» TASK LIST:
a: From the post on virtue signaling, reproduce the passage from "Self-righteous. Pretentious. Sanctimonious." to "much on target.".
b: List the sources the post on virtue signaling quotes for a definition of "virtue signaling."
c: Summarize the post on virtue signaling in three sentences.

===== PASSAGE GIVEN =====

Palo Altans and their Virtue Signaling

Uploaded: Nov 17, 2019

Self-righteous. Pretentious. Sanctimonious. The list of choice adjectives applied to people who take “eco-friendly” actions goes on. Why is it that we so love to hate the “tree huggers”? Think: drivers of EVs and hybrids, cyclists, vegans, people who compost, and so on. Does even a small part of your brain mumble “Yuck, those preachy, self-satisfied poseurs”?

I was thinking about this when I wrote last week’s post on Zero Waste Party Packs. I was pretty sure the “virtue signaling” accusation would be trotted out, so I aimed to cover it this week. Though I deflected it by focusing more on kids’ parties (can you virtue signal to kids?), the tenth or so comment was pretty much on target.

The thing is, I get it. Who likes to be preached at? Who likes to be judged? One of the reasons I titled this blog “A New Shade of Green” is because it is so important for us to develop inclusive and positive attitudes to being environmentally-friendly, and to collectively welcome changes that reduce emissions and help us to adapt to the changing climate. We shouldn’t need to worry about evading or embracing claims of moral superiority.

So I thought I’d hold up this phrase “virtue signaling” to the light so we can examine it. What does it mean, who uses it and why, and what is its impact?

The Brit who popularized the phrase, a writer named James Bartholomew, says that it describes “the way in which many people say or write things to indicate that they are virtuous. … One of the crucial aspects of virtue signalling is that it does not require actually doing anything virtuous.” (1) Two psychologists writing in the New York Times say it is “feigned righteousness intended to make the speaker appear superior by condemning others.” (2) Wikipedia succinctly defines it as “the conspicuous expression of moral values”. (3)

It might be used, for example, to describe “a smug Los Altos Hills resident (who parks) her Escalade at the Trader Joe's parking lot and pulls out the tote bags ... in smug reassurance that she's fighting the good war against the evil scourge of plastic.” (This and all following quotations in this post are taken from comments in the online forums of this paper, unless otherwise noted.) There is an element of hypocrisy implied, as well as a degree of pretentiousness and possibly even judgment. It is a pejorative and dismissive term.

I want to go through a number of examples showing how this term has been used in the comments of this online paper, so we can think about how it is used and why.

Applied to Palo Alto’s City Council, for various climate-related actions:
- “Virtue signaling seems to be about all this council is capable of.”
- “The problem with Palo Alto politics is the political establishment virtue signaling civility to misdirect the public from their corruption, hidden agendas, and passive aggression.”
- “Go Palo Alto! You're leading the Bay Area in virtue signaling!”
- “The problem is that they are blaming other people and legislating, always virtue signaling and spewing drivel about greenhouse gases and whatnot. This method can't possibly help the environment. No matter how many laws they come up with, it won't stop climate change.”

===== DATASET EXCERPTS =====

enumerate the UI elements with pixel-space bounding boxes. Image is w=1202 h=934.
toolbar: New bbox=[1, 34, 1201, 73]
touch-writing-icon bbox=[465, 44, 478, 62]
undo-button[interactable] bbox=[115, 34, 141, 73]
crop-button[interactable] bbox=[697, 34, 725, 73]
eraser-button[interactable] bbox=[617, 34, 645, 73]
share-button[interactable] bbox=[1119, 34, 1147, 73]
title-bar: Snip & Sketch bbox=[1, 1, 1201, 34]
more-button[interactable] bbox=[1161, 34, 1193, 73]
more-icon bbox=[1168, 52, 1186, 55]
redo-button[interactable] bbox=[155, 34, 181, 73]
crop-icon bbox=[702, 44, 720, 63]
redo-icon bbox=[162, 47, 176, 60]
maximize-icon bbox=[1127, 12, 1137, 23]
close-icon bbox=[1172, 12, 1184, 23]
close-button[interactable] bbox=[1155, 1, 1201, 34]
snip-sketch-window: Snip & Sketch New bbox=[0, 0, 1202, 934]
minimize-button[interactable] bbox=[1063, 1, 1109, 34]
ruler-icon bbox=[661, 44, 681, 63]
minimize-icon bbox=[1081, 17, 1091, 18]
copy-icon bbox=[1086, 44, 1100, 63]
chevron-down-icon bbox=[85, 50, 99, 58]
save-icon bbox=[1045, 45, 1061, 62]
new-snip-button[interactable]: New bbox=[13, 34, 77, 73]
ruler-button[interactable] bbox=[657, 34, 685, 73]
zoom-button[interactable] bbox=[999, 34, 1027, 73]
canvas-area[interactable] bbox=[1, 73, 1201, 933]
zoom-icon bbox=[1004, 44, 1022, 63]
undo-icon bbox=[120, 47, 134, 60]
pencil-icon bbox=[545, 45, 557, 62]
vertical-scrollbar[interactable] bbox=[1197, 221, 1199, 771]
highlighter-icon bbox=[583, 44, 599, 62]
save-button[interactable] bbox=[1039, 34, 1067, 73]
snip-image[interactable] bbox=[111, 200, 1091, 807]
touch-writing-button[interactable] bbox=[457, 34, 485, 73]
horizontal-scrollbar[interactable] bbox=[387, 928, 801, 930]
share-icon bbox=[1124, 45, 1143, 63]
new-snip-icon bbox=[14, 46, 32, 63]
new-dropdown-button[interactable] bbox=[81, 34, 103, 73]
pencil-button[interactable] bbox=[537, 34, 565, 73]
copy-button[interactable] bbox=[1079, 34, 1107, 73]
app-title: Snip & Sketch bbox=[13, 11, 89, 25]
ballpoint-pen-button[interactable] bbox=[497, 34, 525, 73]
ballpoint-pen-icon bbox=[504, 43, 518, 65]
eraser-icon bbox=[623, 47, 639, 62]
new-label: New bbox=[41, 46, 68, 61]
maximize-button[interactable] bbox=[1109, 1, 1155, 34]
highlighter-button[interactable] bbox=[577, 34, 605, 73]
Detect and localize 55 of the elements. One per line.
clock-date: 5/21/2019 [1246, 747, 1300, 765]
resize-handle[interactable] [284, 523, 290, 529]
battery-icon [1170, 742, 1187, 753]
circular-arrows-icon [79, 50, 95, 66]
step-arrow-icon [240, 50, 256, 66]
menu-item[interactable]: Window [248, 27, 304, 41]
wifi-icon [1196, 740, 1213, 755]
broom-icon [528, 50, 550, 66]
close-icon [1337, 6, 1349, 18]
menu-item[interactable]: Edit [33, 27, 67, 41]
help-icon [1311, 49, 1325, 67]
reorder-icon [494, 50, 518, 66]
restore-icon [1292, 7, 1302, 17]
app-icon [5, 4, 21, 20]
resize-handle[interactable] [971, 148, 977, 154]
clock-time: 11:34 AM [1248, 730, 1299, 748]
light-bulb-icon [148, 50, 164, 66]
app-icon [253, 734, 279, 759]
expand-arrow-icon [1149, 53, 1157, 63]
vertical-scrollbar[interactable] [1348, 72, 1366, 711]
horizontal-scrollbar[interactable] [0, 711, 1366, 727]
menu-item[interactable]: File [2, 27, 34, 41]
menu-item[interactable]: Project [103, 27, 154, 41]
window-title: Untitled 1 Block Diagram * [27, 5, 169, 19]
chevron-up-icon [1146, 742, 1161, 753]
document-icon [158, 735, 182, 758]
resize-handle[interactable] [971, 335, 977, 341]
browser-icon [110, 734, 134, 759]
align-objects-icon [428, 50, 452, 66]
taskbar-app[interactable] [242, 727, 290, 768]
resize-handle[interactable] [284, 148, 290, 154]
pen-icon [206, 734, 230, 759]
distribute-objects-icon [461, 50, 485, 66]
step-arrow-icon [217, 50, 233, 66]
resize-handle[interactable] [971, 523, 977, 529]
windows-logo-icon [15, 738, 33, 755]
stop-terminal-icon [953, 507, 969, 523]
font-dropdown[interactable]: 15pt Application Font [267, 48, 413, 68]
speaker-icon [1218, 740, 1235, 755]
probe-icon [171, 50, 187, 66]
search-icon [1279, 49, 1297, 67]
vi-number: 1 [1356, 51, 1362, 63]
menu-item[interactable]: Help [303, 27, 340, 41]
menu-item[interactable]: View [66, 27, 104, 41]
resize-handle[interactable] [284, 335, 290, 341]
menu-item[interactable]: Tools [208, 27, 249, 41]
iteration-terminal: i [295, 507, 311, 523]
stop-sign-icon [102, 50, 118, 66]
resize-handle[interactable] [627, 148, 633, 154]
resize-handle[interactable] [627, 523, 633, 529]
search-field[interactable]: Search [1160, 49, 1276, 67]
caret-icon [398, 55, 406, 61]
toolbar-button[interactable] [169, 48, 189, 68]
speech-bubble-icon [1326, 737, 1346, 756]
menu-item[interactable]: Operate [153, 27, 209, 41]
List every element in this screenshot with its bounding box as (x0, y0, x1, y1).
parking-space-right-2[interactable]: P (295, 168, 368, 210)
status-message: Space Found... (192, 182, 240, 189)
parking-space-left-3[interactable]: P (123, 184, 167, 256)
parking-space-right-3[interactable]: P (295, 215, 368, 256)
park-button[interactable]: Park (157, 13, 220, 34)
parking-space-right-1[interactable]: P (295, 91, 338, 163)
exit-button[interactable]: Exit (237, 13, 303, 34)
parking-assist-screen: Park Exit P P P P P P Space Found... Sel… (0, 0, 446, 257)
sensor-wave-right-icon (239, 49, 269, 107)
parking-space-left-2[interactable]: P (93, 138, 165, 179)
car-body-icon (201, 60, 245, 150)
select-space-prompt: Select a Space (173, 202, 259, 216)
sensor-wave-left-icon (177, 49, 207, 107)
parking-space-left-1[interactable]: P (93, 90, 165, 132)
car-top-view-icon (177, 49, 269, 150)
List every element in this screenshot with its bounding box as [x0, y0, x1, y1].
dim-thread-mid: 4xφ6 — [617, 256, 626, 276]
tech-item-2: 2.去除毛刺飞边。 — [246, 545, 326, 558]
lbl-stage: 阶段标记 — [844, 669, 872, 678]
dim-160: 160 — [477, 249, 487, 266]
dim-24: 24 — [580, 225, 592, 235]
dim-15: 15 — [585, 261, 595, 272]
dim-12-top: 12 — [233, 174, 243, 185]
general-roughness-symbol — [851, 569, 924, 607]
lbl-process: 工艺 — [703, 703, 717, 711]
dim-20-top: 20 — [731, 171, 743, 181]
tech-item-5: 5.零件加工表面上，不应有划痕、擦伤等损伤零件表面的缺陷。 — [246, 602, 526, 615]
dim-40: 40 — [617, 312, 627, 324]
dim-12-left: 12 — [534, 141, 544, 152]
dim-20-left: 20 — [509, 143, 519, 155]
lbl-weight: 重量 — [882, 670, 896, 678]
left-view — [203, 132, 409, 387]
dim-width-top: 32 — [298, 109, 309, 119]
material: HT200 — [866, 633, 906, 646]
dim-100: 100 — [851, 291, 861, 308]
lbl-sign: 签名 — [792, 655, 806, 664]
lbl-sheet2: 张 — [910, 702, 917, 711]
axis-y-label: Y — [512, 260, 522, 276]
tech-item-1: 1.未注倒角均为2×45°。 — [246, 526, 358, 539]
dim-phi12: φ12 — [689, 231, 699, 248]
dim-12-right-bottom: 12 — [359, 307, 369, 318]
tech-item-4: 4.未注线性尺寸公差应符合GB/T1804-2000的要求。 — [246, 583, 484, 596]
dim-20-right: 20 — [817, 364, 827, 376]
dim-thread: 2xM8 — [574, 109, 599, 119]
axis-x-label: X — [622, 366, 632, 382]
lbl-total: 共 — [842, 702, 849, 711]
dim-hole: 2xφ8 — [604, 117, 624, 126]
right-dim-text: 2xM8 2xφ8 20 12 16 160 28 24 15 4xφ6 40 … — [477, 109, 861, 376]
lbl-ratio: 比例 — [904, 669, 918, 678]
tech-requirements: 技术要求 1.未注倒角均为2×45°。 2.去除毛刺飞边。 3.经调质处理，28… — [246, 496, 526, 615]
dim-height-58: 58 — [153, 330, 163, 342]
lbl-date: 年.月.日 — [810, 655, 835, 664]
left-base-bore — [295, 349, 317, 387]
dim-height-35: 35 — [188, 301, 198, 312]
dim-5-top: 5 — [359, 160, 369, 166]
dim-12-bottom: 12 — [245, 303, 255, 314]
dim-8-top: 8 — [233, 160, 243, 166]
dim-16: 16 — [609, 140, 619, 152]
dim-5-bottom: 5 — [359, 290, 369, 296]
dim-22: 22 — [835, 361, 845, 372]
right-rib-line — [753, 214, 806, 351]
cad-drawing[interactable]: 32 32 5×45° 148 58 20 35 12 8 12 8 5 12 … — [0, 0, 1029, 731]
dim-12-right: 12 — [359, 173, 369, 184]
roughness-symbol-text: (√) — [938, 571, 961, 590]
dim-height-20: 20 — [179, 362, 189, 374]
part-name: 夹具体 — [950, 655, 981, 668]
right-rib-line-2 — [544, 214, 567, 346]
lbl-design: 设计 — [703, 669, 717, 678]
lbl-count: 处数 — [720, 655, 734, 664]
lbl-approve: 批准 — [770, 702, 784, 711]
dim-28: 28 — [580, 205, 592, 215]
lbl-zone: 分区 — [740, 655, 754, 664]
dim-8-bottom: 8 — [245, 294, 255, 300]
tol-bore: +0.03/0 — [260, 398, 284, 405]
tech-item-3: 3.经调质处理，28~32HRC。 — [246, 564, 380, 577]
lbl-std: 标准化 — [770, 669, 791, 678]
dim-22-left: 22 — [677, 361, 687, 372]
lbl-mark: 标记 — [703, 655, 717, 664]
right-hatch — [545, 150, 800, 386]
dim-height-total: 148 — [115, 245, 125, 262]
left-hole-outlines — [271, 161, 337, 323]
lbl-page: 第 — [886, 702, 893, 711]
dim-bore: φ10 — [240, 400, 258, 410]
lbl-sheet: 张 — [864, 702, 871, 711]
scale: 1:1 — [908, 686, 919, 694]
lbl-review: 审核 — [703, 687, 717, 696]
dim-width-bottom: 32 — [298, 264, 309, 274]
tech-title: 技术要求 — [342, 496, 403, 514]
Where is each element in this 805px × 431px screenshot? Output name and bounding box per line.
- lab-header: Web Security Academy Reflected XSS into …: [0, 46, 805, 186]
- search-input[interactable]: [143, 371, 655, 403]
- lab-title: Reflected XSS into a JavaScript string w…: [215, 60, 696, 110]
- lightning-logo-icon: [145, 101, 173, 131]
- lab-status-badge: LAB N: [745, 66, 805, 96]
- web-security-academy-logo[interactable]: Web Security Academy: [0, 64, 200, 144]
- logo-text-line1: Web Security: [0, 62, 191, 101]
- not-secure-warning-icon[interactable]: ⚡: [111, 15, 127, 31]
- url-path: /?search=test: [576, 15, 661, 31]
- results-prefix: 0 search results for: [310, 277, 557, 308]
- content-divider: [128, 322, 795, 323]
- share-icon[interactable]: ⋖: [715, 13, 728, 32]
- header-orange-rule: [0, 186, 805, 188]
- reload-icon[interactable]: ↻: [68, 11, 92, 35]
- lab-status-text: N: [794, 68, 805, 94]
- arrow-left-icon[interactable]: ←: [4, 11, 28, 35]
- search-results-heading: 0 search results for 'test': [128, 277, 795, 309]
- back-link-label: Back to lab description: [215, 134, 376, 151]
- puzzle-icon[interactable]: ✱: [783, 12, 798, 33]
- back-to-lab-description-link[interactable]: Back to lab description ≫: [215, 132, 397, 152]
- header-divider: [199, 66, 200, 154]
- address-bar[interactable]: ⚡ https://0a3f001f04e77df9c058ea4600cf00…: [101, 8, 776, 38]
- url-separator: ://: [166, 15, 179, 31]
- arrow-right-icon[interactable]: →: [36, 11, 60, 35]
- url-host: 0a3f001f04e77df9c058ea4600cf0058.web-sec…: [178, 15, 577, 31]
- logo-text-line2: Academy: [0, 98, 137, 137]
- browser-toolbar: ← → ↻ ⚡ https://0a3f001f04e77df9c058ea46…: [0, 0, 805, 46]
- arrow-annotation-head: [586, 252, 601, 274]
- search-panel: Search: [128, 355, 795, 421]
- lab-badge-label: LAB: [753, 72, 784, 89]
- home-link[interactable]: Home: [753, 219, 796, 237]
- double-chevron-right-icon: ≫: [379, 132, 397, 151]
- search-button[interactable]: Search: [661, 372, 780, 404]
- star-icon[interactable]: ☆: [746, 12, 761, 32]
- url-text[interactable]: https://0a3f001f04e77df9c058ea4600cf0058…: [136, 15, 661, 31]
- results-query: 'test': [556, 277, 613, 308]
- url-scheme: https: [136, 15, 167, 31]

=====

» TASK RESPONSES:
a:
Self-righteous. Pretentious. Sanctimonious. The list of choice adjectives applied to people who take “eco-friendly” actions goes on. Why is it that we so love to hate the “tree huggers”? Think: drivers of EVs and hybrids, cyclists, vegans, people who compost, and so on. Does even a small part of your brain mumble “Yuck, those preachy, self-satisfied poseurs”?

I was thinking about this when I wrote last week’s post on Zero Waste Party Packs. I was pretty sure the “virtue signaling” accusation would be trotted out, so I aimed to cover it this week. Though I deflected it by focusing more on kids’ parties (can you virtue signal to kids?), the tenth or so comment was pretty much on target.

b:
- James Bartholomew, the British writer who popularized the phrase
- Two psychologists writing in the New York Times
- Wikipedia

c: People who take eco-friendly actions are often called self-righteous or preachy, and the author expected the "virtue signaling" accusation after last week's post on Zero Waste Party Packs. To examine the phrase, the author cites definitions from James Bartholomew, two psychologists in the New York Times, and Wikipedia, and describes it as a pejorative, dismissive term that implies hypocrisy and pretentiousness. The author then turns to comments from the paper's online forums that use the term, starting with those aimed at Palo Alto's City Council for its climate-related actions.